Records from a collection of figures
-- BEGIN --

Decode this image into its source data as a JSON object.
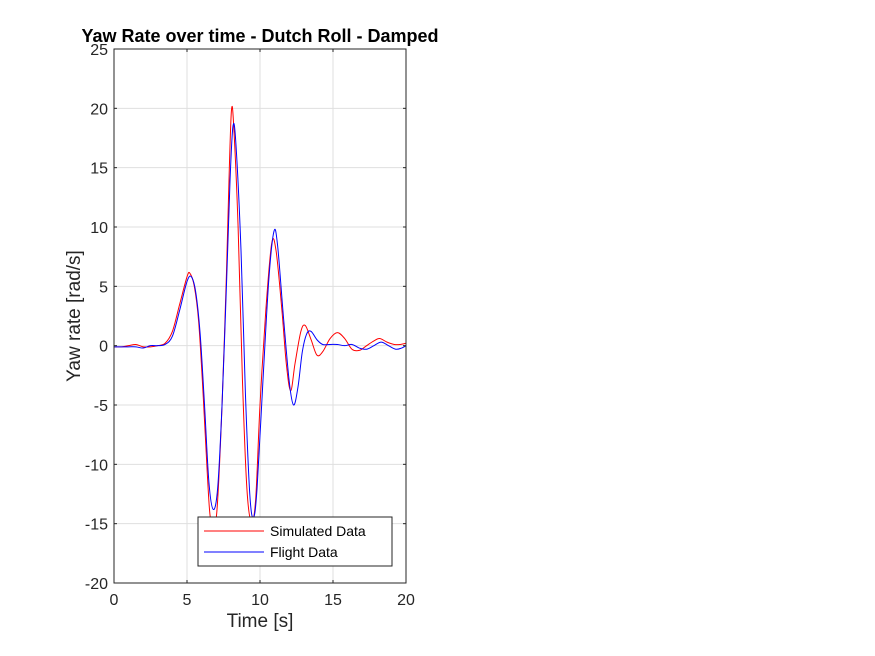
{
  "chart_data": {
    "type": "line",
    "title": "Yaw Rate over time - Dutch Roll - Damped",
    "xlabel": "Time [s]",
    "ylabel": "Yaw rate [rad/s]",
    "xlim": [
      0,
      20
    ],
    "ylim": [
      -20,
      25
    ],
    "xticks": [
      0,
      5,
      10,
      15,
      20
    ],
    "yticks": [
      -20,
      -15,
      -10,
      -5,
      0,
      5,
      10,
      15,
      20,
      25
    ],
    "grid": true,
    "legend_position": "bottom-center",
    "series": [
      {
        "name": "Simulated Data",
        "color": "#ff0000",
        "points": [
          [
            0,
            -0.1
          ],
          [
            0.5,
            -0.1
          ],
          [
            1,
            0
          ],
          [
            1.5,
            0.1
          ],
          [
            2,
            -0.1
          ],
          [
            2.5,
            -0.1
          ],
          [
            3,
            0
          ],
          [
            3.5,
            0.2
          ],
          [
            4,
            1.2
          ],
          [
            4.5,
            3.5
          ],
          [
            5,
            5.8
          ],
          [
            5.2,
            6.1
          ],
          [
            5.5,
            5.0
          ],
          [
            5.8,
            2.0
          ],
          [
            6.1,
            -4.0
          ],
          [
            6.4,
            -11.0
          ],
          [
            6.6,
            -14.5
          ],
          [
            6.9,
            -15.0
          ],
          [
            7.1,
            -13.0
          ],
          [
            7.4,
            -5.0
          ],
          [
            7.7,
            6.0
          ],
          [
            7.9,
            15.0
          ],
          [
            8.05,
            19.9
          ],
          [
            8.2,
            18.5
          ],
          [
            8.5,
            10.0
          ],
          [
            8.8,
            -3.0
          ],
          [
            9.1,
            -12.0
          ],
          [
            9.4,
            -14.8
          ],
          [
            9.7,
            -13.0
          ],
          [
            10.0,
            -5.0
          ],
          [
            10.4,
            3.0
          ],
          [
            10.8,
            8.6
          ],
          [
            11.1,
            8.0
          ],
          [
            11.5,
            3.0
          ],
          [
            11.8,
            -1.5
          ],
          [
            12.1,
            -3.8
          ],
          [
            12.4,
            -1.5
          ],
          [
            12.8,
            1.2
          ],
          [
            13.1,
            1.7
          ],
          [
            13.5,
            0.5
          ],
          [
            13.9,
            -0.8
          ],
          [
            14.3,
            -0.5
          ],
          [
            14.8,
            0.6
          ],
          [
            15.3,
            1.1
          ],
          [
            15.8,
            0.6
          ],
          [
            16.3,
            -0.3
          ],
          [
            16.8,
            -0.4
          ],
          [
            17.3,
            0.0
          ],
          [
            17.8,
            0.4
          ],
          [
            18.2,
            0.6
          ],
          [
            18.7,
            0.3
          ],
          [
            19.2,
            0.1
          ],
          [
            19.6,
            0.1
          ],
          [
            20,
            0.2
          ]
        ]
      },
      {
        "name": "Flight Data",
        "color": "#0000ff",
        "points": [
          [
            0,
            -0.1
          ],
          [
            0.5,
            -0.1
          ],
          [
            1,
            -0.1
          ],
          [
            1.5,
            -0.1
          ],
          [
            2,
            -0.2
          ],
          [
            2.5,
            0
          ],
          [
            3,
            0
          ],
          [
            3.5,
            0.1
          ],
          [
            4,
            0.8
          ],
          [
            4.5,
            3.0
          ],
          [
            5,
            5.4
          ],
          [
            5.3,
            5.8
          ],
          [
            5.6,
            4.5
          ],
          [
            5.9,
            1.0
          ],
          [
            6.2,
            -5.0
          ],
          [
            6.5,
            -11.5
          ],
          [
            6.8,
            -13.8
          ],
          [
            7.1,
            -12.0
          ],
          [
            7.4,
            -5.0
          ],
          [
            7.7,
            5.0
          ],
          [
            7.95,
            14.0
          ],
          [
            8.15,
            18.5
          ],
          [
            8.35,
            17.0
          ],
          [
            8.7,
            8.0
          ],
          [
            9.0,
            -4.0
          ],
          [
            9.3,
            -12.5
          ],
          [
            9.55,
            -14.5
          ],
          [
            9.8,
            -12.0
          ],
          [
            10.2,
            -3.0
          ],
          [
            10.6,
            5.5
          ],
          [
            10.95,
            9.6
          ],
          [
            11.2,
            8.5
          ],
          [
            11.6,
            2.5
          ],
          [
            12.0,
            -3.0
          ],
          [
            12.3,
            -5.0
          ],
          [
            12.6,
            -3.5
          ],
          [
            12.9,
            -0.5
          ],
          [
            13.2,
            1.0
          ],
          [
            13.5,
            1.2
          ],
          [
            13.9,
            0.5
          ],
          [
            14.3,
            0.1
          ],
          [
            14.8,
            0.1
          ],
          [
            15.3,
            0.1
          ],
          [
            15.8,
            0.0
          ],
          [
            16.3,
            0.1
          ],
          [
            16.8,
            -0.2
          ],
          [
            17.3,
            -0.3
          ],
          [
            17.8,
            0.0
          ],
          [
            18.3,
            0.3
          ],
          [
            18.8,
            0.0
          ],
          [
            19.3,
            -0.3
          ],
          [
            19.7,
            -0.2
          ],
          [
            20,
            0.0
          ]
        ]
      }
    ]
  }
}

-- END --

▸ **Work to be completed**
Copy every line above in which the string "name" shows up.

▸ **Output for this task**
        "name": "Simulated Data",
        "name": "Flight Data",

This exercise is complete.